Reproduce the material below word for word, keeping every line unchanged and in its original order.

=-=-=

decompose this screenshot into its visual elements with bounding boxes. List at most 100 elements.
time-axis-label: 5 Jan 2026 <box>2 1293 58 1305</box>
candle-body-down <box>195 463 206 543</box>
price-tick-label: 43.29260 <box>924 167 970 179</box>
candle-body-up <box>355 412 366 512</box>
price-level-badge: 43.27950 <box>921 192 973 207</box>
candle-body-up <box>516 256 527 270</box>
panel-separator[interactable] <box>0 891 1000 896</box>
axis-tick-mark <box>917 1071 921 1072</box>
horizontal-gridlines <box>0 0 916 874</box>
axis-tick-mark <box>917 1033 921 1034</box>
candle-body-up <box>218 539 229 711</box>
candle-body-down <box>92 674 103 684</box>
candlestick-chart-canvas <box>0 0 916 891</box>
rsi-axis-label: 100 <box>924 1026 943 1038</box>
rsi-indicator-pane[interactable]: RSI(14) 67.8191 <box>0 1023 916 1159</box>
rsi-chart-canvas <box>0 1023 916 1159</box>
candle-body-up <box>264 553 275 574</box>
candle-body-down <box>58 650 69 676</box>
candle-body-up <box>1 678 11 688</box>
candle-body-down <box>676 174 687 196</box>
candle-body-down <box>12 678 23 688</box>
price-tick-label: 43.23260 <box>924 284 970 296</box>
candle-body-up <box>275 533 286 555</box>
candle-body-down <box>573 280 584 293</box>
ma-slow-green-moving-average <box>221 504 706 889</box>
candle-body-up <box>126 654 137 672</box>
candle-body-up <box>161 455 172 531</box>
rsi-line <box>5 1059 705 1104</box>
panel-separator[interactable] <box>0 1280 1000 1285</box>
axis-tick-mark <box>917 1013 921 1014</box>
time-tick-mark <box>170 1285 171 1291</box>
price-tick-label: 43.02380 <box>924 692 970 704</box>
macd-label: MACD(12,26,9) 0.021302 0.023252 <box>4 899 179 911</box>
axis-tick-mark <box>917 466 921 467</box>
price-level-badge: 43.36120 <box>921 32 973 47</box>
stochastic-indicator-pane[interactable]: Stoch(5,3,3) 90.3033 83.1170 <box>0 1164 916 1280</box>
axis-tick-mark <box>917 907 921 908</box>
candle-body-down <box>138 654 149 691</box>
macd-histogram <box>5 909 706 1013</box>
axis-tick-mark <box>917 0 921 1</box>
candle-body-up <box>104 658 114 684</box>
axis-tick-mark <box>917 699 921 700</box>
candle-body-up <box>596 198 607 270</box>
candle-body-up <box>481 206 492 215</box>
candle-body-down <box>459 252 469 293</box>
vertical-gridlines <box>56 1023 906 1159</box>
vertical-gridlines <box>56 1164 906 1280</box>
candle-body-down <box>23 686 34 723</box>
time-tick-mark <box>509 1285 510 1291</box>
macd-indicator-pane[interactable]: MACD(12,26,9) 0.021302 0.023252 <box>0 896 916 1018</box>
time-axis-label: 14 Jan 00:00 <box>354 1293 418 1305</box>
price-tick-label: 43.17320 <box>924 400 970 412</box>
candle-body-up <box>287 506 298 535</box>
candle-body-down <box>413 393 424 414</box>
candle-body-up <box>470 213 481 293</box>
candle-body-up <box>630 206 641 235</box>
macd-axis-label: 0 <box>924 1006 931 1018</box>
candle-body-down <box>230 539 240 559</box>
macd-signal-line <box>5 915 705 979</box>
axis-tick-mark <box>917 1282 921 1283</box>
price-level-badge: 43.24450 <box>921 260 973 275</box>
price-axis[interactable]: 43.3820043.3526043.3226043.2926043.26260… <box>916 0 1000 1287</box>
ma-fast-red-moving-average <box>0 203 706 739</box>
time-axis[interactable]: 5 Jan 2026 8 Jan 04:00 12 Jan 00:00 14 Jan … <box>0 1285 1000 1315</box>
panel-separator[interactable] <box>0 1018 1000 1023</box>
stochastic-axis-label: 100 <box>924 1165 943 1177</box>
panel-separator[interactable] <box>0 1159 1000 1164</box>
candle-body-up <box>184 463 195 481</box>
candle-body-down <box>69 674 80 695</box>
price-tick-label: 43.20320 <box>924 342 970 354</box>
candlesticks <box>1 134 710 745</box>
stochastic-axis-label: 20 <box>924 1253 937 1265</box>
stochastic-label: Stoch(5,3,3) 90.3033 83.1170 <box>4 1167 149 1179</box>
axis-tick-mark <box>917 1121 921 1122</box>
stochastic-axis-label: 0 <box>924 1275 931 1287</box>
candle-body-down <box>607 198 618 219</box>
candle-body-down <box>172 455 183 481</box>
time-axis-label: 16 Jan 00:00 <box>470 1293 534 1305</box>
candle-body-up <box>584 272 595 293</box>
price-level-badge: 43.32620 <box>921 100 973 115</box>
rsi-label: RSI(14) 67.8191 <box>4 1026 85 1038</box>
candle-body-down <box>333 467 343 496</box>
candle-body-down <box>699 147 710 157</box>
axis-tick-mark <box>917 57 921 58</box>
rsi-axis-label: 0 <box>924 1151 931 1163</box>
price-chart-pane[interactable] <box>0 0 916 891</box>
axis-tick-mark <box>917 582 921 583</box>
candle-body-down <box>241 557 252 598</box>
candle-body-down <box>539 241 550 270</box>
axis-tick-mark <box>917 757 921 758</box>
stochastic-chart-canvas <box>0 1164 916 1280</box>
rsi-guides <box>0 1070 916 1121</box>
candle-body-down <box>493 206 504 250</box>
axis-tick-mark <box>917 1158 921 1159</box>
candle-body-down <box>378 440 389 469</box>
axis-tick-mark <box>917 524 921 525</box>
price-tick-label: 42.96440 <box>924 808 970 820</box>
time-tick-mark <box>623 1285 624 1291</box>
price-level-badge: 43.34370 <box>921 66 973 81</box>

=-=-=

WRITTEN REPLY
decompose this screenshot into its visual elements with bounding boxes. List at most 100 elements.
time-axis-label: 5 Jan 2026 <box>2 1293 58 1305</box>
candle-body-down <box>195 463 206 543</box>
price-tick-label: 43.29260 <box>924 167 970 179</box>
candle-body-up <box>355 412 366 512</box>
price-level-badge: 43.27950 <box>921 192 973 207</box>
candle-body-up <box>516 256 527 270</box>
panel-separator[interactable] <box>0 891 1000 896</box>
axis-tick-mark <box>917 1071 921 1072</box>
horizontal-gridlines <box>0 0 916 874</box>
axis-tick-mark <box>917 1033 921 1034</box>
candle-body-up <box>218 539 229 711</box>
candle-body-down <box>92 674 103 684</box>
candlestick-chart-canvas <box>0 0 916 891</box>
rsi-axis-label: 100 <box>924 1026 943 1038</box>
rsi-indicator-pane[interactable]: RSI(14) 67.8191 <box>0 1023 916 1159</box>
rsi-chart-canvas <box>0 1023 916 1159</box>
candle-body-up <box>264 553 275 574</box>
candle-body-down <box>58 650 69 676</box>
candle-body-up <box>1 678 11 688</box>
candle-body-down <box>676 174 687 196</box>
candle-body-down <box>12 678 23 688</box>
price-tick-label: 43.23260 <box>924 284 970 296</box>
candle-body-up <box>275 533 286 555</box>
candle-body-down <box>573 280 584 293</box>
ma-slow-green-moving-average <box>221 504 706 889</box>
candle-body-up <box>126 654 137 672</box>
candle-body-up <box>161 455 172 531</box>
rsi-line <box>5 1059 705 1104</box>
panel-separator[interactable] <box>0 1280 1000 1285</box>
axis-tick-mark <box>917 1013 921 1014</box>
time-tick-mark <box>170 1285 171 1291</box>
price-tick-label: 43.02380 <box>924 692 970 704</box>
macd-label: MACD(12,26,9) 0.021302 0.023252 <box>4 899 179 911</box>
axis-tick-mark <box>917 466 921 467</box>
price-level-badge: 43.36120 <box>921 32 973 47</box>
stochastic-indicator-pane[interactable]: Stoch(5,3,3) 90.3033 83.1170 <box>0 1164 916 1280</box>
axis-tick-mark <box>917 907 921 908</box>
candle-body-down <box>138 654 149 691</box>
macd-histogram <box>5 909 706 1013</box>
axis-tick-mark <box>917 0 921 1</box>
candle-body-up <box>104 658 114 684</box>
axis-tick-mark <box>917 699 921 700</box>
candle-body-up <box>596 198 607 270</box>
candle-body-up <box>481 206 492 215</box>
candle-body-down <box>459 252 469 293</box>
vertical-gridlines <box>56 1023 906 1159</box>
vertical-gridlines <box>56 1164 906 1280</box>
candle-body-down <box>23 686 34 723</box>
time-tick-mark <box>509 1285 510 1291</box>
macd-indicator-pane[interactable]: MACD(12,26,9) 0.021302 0.023252 <box>0 896 916 1018</box>
time-axis-label: 14 Jan 00:00 <box>354 1293 418 1305</box>
price-tick-label: 43.17320 <box>924 400 970 412</box>
candle-body-up <box>287 506 298 535</box>
candle-body-down <box>413 393 424 414</box>
candle-body-up <box>470 213 481 293</box>
candle-body-up <box>630 206 641 235</box>
macd-axis-label: 0 <box>924 1006 931 1018</box>
candle-body-down <box>230 539 240 559</box>
macd-signal-line <box>5 915 705 979</box>
axis-tick-mark <box>917 1282 921 1283</box>
price-level-badge: 43.24450 <box>921 260 973 275</box>
price-axis[interactable]: 43.3820043.3526043.3226043.2926043.26260… <box>916 0 1000 1287</box>
ma-fast-red-moving-average <box>0 203 706 739</box>
time-axis[interactable]: 5 Jan 2026 8 Jan 04:00 12 Jan 00:00 14 Jan … <box>0 1285 1000 1315</box>
panel-separator[interactable] <box>0 1018 1000 1023</box>
stochastic-axis-label: 100 <box>924 1165 943 1177</box>
panel-separator[interactable] <box>0 1159 1000 1164</box>
candle-body-up <box>184 463 195 481</box>
candle-body-down <box>69 674 80 695</box>
price-tick-label: 43.20320 <box>924 342 970 354</box>
candlesticks <box>1 134 710 745</box>
stochastic-axis-label: 20 <box>924 1253 937 1265</box>
stochastic-label: Stoch(5,3,3) 90.3033 83.1170 <box>4 1167 149 1179</box>
axis-tick-mark <box>917 1121 921 1122</box>
stochastic-axis-label: 0 <box>924 1275 931 1287</box>
candle-body-down <box>607 198 618 219</box>
candle-body-down <box>172 455 183 481</box>
time-axis-label: 16 Jan 00:00 <box>470 1293 534 1305</box>
candle-body-up <box>584 272 595 293</box>
price-level-badge: 43.32620 <box>921 100 973 115</box>
rsi-label: RSI(14) 67.8191 <box>4 1026 85 1038</box>
candle-body-down <box>333 467 343 496</box>
candle-body-down <box>699 147 710 157</box>
axis-tick-mark <box>917 57 921 58</box>
rsi-axis-label: 0 <box>924 1151 931 1163</box>
price-chart-pane[interactable] <box>0 0 916 891</box>
axis-tick-mark <box>917 582 921 583</box>
candle-body-down <box>241 557 252 598</box>
candle-body-down <box>539 241 550 270</box>
axis-tick-mark <box>917 757 921 758</box>
stochastic-chart-canvas <box>0 1164 916 1280</box>
rsi-guides <box>0 1070 916 1121</box>
candle-body-down <box>493 206 504 250</box>
axis-tick-mark <box>917 1158 921 1159</box>
candle-body-down <box>378 440 389 469</box>
axis-tick-mark <box>917 524 921 525</box>
price-tick-label: 42.96440 <box>924 808 970 820</box>
time-tick-mark <box>623 1285 624 1291</box>
price-level-badge: 43.34370 <box>921 66 973 81</box>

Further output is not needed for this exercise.